§ Direction: Show all lines of the listing that hold the word "ακόμη".

§ Provided records:
---
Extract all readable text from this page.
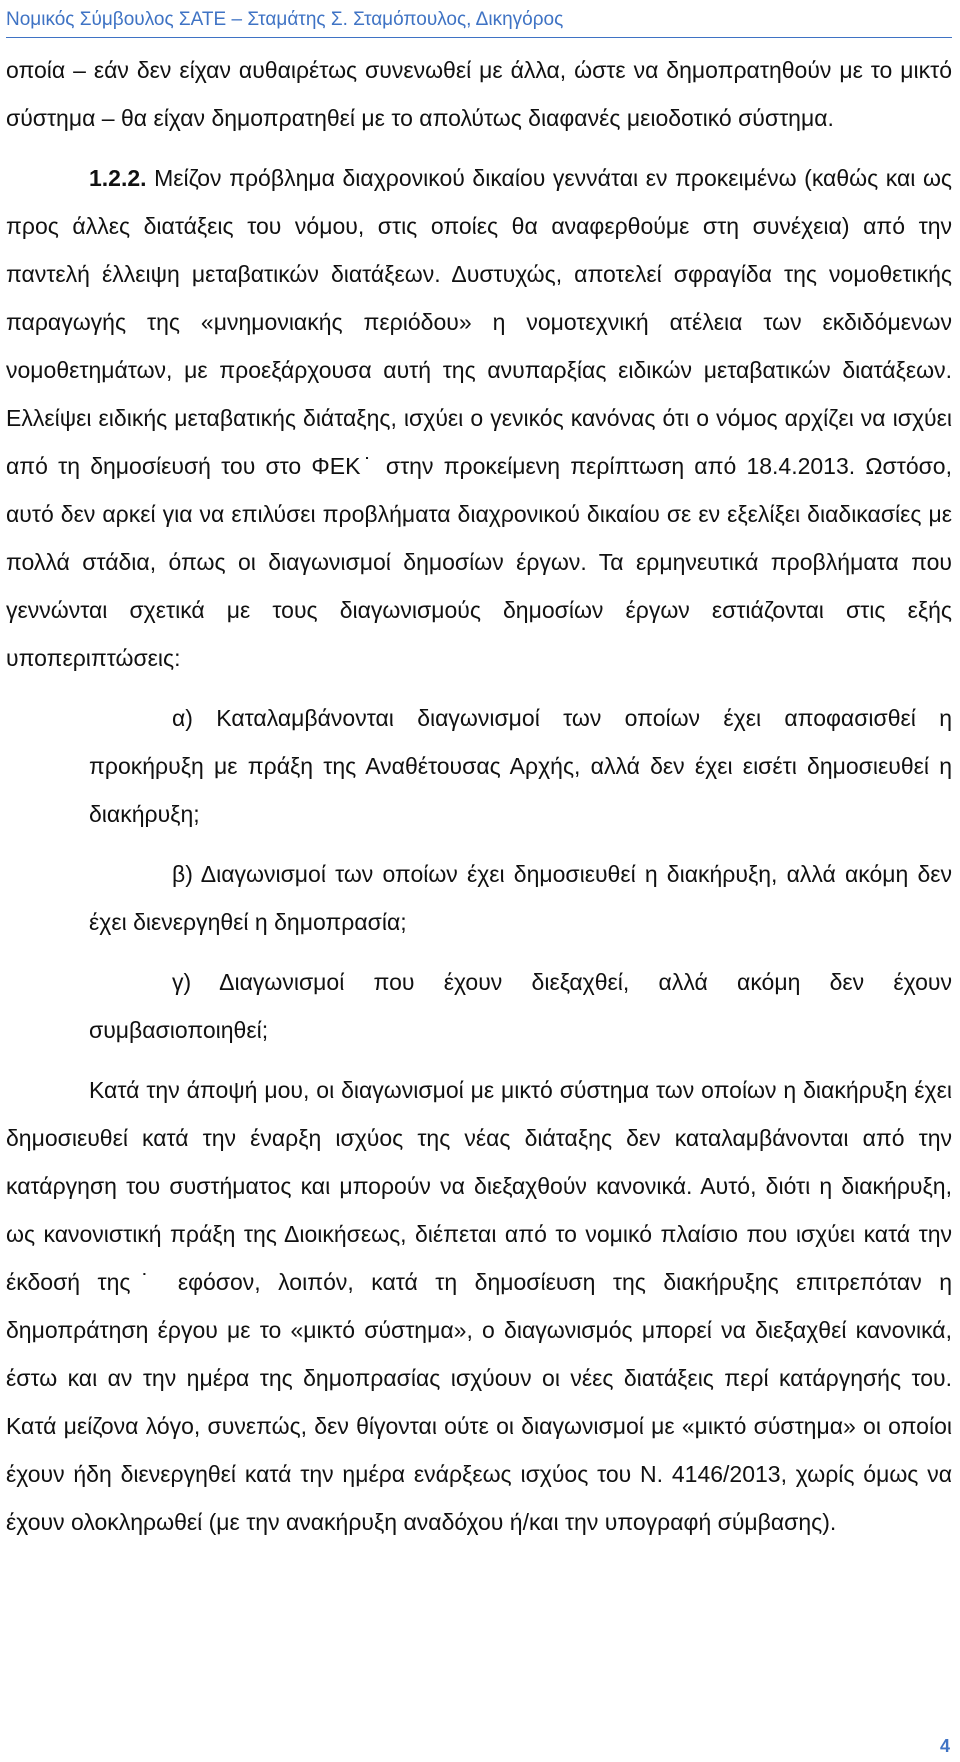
Νομικός Σύμβουλος ΣΑΤΕ – Σταμάτης Σ. Σταμόπουλος, Δικηγόρος

οποία – εάν δεν είχαν αυθαιρέτως συνενωθεί με άλλα, ώστε να δημοπρατηθούν με το μικτό σύστημα – θα είχαν δημοπρατηθεί με το απολύτως διαφανές μειοδοτικό σύστημα.

1.2.2. Μείζον πρόβλημα διαχρονικού δικαίου γεννάται εν προκειμένω (καθώς και ως προς άλλες διατάξεις του νόμου, στις οποίες θα αναφερθούμε στη συνέχεια) από την παντελή έλλειψη μεταβατικών διατάξεων. Δυστυχώς, αποτελεί σφραγίδα της νομοθετικής παραγωγής της «μνημονιακής περιόδου» η νομοτεχνική ατέλεια των εκδιδόμενων νομοθετημάτων, με προεξάρχουσα αυτή της ανυπαρξίας ειδικών μεταβατικών διατάξεων. Ελλείψει ειδικής μεταβατικής διάταξης, ισχύει ο γενικός κανόνας ότι ο νόμος αρχίζει να ισχύει από τη δημοσίευσή του στο ΦΕΚ˙ στην προκείμενη περίπτωση από 18.4.2013. Ωστόσο, αυτό δεν αρκεί για να επιλύσει προβλήματα διαχρονικού δικαίου σε εν εξελίξει διαδικασίες με πολλά στάδια, όπως οι διαγωνισμοί δημοσίων έργων. Τα ερμηνευτικά προβλήματα που γεννώνται σχετικά με τους διαγωνισμούς δημοσίων έργων εστιάζονται στις εξής υποπεριπτώσεις:

α) Καταλαμβάνονται διαγωνισμοί των οποίων έχει αποφασισθεί η προκήρυξη με πράξη της Αναθέτουσας Αρχής, αλλά δεν έχει εισέτι δημοσιευθεί η διακήρυξη;

β) Διαγωνισμοί των οποίων έχει δημοσιευθεί η διακήρυξη, αλλά ακόμη δεν έχει διενεργηθεί η δημοπρασία;

γ) Διαγωνισμοί που έχουν διεξαχθεί, αλλά ακόμη δεν έχουν συμβασιοποιηθεί;

Κατά την άποψή μου, οι διαγωνισμοί με μικτό σύστημα των οποίων η διακήρυξη έχει δημοσιευθεί κατά την έναρξη ισχύος της νέας διάταξης δεν καταλαμβάνονται από την κατάργηση του συστήματος και μπορούν να διεξαχθούν κανονικά. Αυτό, διότι η διακήρυξη, ως κανονιστική πράξη της Διοικήσεως, διέπεται από το νομικό πλαίσιο που ισχύει κατά την έκδοσή της˙ εφόσον, λοιπόν, κατά τη δημοσίευση της διακήρυξης επιτρεπόταν η δημοπράτηση έργου με το «μικτό σύστημα», ο διαγωνισμός μπορεί να διεξαχθεί κανονικά, έστω και αν την ημέρα της δημοπρασίας ισχύουν οι νέες διατάξεις περί κατάργησής του. Κατά μείζονα λόγο, συνεπώς, δεν θίγονται ούτε οι διαγωνισμοί με «μικτό σύστημα» οι οποίοι έχουν ήδη διενεργηθεί κατά την ημέρα ενάρξεως ισχύος του Ν. 4146/2013, χωρίς όμως να έχουν ολοκληρωθεί (με την ανακήρυξη αναδόχου ή/και την υπογραφή σύμβασης).

4
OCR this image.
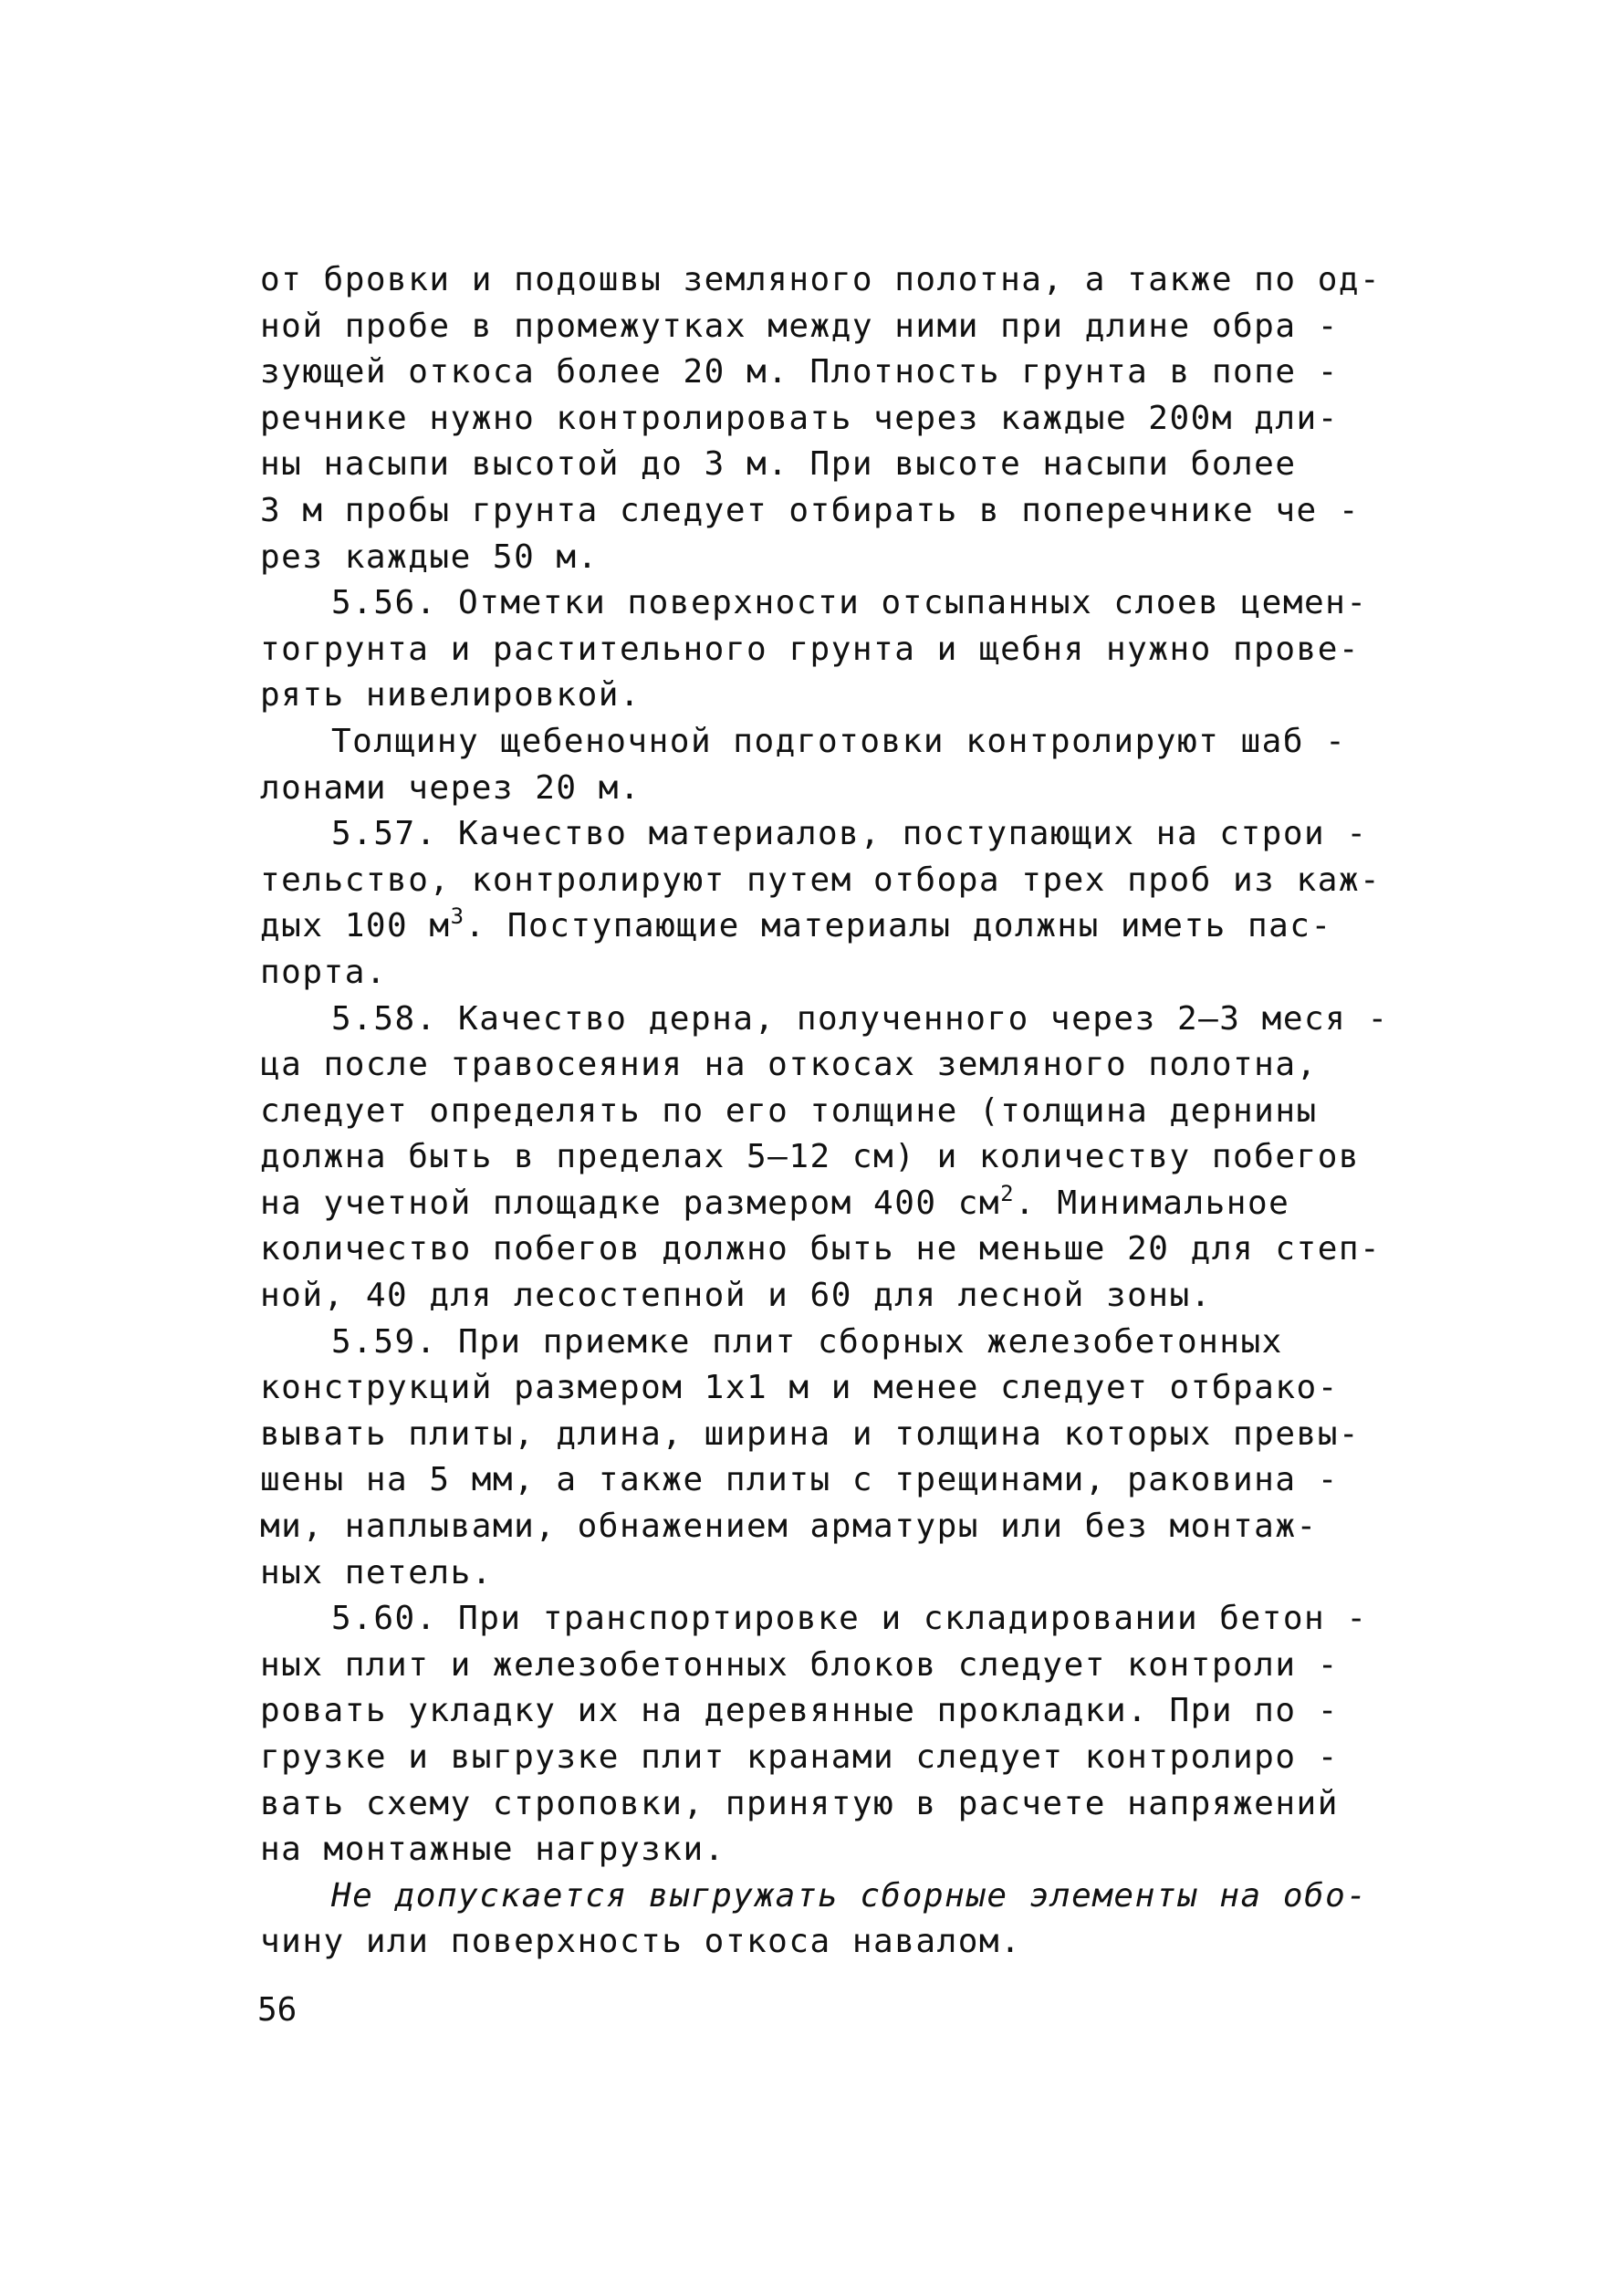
от бровки и подошвы земляного полотна, а также по од-
ной пробе в промежутках между ними при длине обра -
зующей откоса более 20 м. Плотность грунта в попе -
речнике нужно контролировать через каждые 200м дли-
ны насыпи высотой до 3 м. При высоте насыпи более
3 м пробы грунта следует отбирать в поперечнике че -
рез каждые 50 м.
5.56. Отметки поверхности отсыпанных слоев цемен-
тогрунта и растительного грунта и щебня нужно прове-
рять нивелировкой.
Толщину щебеночной подготовки контролируют шаб -
лонами через 20 м.
5.57. Качество материалов, поступающих на строи -
тельство, контролируют путем отбора трех проб из каж-
дых 100 $м^3$. Поступающие материалы должны иметь пас-
порта.
5.58. Качество дерна, полученного через 2–3 меся -
ца после травосеяния на откосах земляного полотна,
следует определять по его толщине (толщина дернины
должна быть в пределах 5–12 см) и количеству побегов
на учетной площадке размером 400 $см^2$. Минимальное
количество побегов должно быть не меньше 20 для степ-
ной, 40 для лесостепной и 60 для лесной зоны.
5.59. При приемке плит сборных железобетонных
конструкций размером 1х1 м и менее следует отбрако-
вывать плиты, длина, ширина и толщина которых превы-
шены на 5 мм, а также плиты с трещинами, раковина -
ми, наплывами, обнажением арматуры или без монтаж-
ных петель.
5.60. При транспортировке и складировании бетон -
ных плит и железобетонных блоков следует контроли -
ровать укладку их на деревянные прокладки. При по -
грузке и выгрузке плит кранами следует контролиро -
вать схему строповки, принятую в расчете напряжений
на монтажные нагрузки.
Не допускается выгружать сборные элементы на обо-
чину или поверхность откоса навалом.
56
---
§ Response:
β) Διαγωνισμοί των οποίων έχει δημοσιευθεί η διακήρυξη, αλλά ακόμη δεν έχει διενεργηθεί η δημοπρασία;
γ) Διαγωνισμοί που έχουν διεξαχθεί, αλλά ακόμη δεν έχουν συμβασιοποιηθεί;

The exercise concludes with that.